[Begin SUPPLIED RECORDS]

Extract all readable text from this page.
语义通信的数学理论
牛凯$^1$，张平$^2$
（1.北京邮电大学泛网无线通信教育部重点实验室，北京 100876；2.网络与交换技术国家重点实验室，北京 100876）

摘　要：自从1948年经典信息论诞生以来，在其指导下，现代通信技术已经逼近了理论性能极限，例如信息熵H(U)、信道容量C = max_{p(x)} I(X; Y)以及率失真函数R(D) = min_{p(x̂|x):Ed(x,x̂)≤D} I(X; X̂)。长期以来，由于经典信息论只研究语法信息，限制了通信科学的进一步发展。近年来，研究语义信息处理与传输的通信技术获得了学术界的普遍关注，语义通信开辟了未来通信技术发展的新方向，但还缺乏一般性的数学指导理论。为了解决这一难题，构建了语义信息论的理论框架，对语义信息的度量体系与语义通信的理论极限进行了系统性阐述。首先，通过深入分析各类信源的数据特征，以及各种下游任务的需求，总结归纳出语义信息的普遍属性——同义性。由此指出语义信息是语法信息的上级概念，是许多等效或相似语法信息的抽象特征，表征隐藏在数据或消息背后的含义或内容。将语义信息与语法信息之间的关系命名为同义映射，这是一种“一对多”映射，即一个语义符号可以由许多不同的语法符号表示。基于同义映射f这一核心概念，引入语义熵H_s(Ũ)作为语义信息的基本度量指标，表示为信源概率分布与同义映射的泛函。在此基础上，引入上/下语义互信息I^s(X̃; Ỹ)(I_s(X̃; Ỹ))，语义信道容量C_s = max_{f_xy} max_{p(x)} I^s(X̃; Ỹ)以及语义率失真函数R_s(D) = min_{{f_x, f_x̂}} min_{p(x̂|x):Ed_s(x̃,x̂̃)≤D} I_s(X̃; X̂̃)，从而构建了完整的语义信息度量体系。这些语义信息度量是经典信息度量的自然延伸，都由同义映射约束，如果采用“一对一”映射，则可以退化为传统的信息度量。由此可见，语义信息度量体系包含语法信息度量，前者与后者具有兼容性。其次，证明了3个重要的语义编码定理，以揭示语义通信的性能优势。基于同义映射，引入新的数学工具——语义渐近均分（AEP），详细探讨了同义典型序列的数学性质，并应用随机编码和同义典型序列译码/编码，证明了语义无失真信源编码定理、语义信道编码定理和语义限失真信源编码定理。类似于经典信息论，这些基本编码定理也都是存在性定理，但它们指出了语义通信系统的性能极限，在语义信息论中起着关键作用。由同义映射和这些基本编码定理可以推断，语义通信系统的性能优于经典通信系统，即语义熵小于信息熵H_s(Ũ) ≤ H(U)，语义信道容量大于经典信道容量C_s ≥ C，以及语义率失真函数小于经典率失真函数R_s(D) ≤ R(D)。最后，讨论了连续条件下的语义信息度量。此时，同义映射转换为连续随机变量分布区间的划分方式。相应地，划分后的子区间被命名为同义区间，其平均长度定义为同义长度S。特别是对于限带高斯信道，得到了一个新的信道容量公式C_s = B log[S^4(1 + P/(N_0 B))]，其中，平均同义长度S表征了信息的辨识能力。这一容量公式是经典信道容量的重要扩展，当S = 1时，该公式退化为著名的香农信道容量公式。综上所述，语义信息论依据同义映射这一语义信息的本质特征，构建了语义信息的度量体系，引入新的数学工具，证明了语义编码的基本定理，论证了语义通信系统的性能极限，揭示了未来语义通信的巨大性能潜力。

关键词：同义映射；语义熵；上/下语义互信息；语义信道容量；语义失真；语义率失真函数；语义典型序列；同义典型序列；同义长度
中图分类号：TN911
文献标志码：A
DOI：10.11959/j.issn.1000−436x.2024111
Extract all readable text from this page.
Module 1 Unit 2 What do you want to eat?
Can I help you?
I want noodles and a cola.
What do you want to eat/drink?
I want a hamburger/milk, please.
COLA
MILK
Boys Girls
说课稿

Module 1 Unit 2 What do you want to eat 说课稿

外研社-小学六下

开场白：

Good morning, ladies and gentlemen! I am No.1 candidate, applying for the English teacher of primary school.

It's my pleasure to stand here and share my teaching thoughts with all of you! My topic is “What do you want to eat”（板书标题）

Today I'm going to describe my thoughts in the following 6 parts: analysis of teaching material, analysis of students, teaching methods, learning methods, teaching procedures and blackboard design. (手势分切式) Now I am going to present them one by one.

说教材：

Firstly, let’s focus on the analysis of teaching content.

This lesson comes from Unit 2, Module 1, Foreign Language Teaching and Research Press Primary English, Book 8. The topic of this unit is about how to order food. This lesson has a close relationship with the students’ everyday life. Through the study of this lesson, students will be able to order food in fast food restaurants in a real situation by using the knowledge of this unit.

[End SUPPLIED RECORDS]

_PROBLEM STATEMENT_
Write out every line of the records exactly.

_SOLUTION TO THIS PROBLEM_
Extract all readable text from this page.
语义通信的数学理论
牛凯$^1$，张平$^2$
（1.北京邮电大学泛网无线通信教育部重点实验室，北京 100876；2.网络与交换技术国家重点实验室，北京 100876）

摘　要：自从1948年经典信息论诞生以来，在其指导下，现代通信技术已经逼近了理论性能极限，例如信息熵H(U)、信道容量C = max_{p(x)} I(X; Y)以及率失真函数R(D) = min_{p(x̂|x):Ed(x,x̂)≤D} I(X; X̂)。长期以来，由于经典信息论只研究语法信息，限制了通信科学的进一步发展。近年来，研究语义信息处理与传输的通信技术获得了学术界的普遍关注，语义通信开辟了未来通信技术发展的新方向，但还缺乏一般性的数学指导理论。为了解决这一难题，构建了语义信息论的理论框架，对语义信息的度量体系与语义通信的理论极限进行了系统性阐述。首先，通过深入分析各类信源的数据特征，以及各种下游任务的需求，总结归纳出语义信息的普遍属性——同义性。由此指出语义信息是语法信息的上级概念，是许多等效或相似语法信息的抽象特征，表征隐藏在数据或消息背后的含义或内容。将语义信息与语法信息之间的关系命名为同义映射，这是一种“一对多”映射，即一个语义符号可以由许多不同的语法符号表示。基于同义映射f这一核心概念，引入语义熵H_s(Ũ)作为语义信息的基本度量指标，表示为信源概率分布与同义映射的泛函。在此基础上，引入上/下语义互信息I^s(X̃; Ỹ)(I_s(X̃; Ỹ))，语义信道容量C_s = max_{f_xy} max_{p(x)} I^s(X̃; Ỹ)以及语义率失真函数R_s(D) = min_{{f_x, f_x̂}} min_{p(x̂|x):Ed_s(x̃,x̂̃)≤D} I_s(X̃; X̂̃)，从而构建了完整的语义信息度量体系。这些语义信息度量是经典信息度量的自然延伸，都由同义映射约束，如果采用“一对一”映射，则可以退化为传统的信息度量。由此可见，语义信息度量体系包含语法信息度量，前者与后者具有兼容性。其次，证明了3个重要的语义编码定理，以揭示语义通信的性能优势。基于同义映射，引入新的数学工具——语义渐近均分（AEP），详细探讨了同义典型序列的数学性质，并应用随机编码和同义典型序列译码/编码，证明了语义无失真信源编码定理、语义信道编码定理和语义限失真信源编码定理。类似于经典信息论，这些基本编码定理也都是存在性定理，但它们指出了语义通信系统的性能极限，在语义信息论中起着关键作用。由同义映射和这些基本编码定理可以推断，语义通信系统的性能优于经典通信系统，即语义熵小于信息熵H_s(Ũ) ≤ H(U)，语义信道容量大于经典信道容量C_s ≥ C，以及语义率失真函数小于经典率失真函数R_s(D) ≤ R(D)。最后，讨论了连续条件下的语义信息度量。此时，同义映射转换为连续随机变量分布区间的划分方式。相应地，划分后的子区间被命名为同义区间，其平均长度定义为同义长度S。特别是对于限带高斯信道，得到了一个新的信道容量公式C_s = B log[S^4(1 + P/(N_0 B))]，其中，平均同义长度S表征了信息的辨识能力。这一容量公式是经典信道容量的重要扩展，当S = 1时，该公式退化为著名的香农信道容量公式。综上所述，语义信息论依据同义映射这一语义信息的本质特征，构建了语义信息的度量体系，引入新的数学工具，证明了语义编码的基本定理，论证了语义通信系统的性能极限，揭示了未来语义通信的巨大性能潜力。

关键词：同义映射；语义熵；上/下语义互信息；语义信道容量；语义失真；语义率失真函数；语义典型序列；同义典型序列；同义长度
中图分类号：TN911
文献标志码：A
DOI：10.11959/j.issn.1000−436x.2024111
Extract all readable text from this page.
Module 1 Unit 2 What do you want to eat?
Can I help you?
I want noodles and a cola.
What do you want to eat/drink?
I want a hamburger/milk, please.
COLA
MILK
Boys Girls
说课稿

Module 1 Unit 2 What do you want to eat 说课稿

外研社-小学六下

开场白：

Good morning, ladies and gentlemen! I am No.1 candidate, applying for the English teacher of primary school.

It's my pleasure to stand here and share my teaching thoughts with all of you! My topic is “What do you want to eat”（板书标题）

Today I'm going to describe my thoughts in the following 6 parts: analysis of teaching material, analysis of students, teaching methods, learning methods, teaching procedures and blackboard design. (手势分切式) Now I am going to present them one by one.

说教材：

Firstly, let’s focus on the analysis of teaching content.

This lesson comes from Unit 2, Module 1, Foreign Language Teaching and Research Press Primary English, Book 8. The topic of this unit is about how to order food. This lesson has a close relationship with the students’ everyday life. Through the study of this lesson, students will be able to order food in fast food restaurants in a real situation by using the knowledge of this unit.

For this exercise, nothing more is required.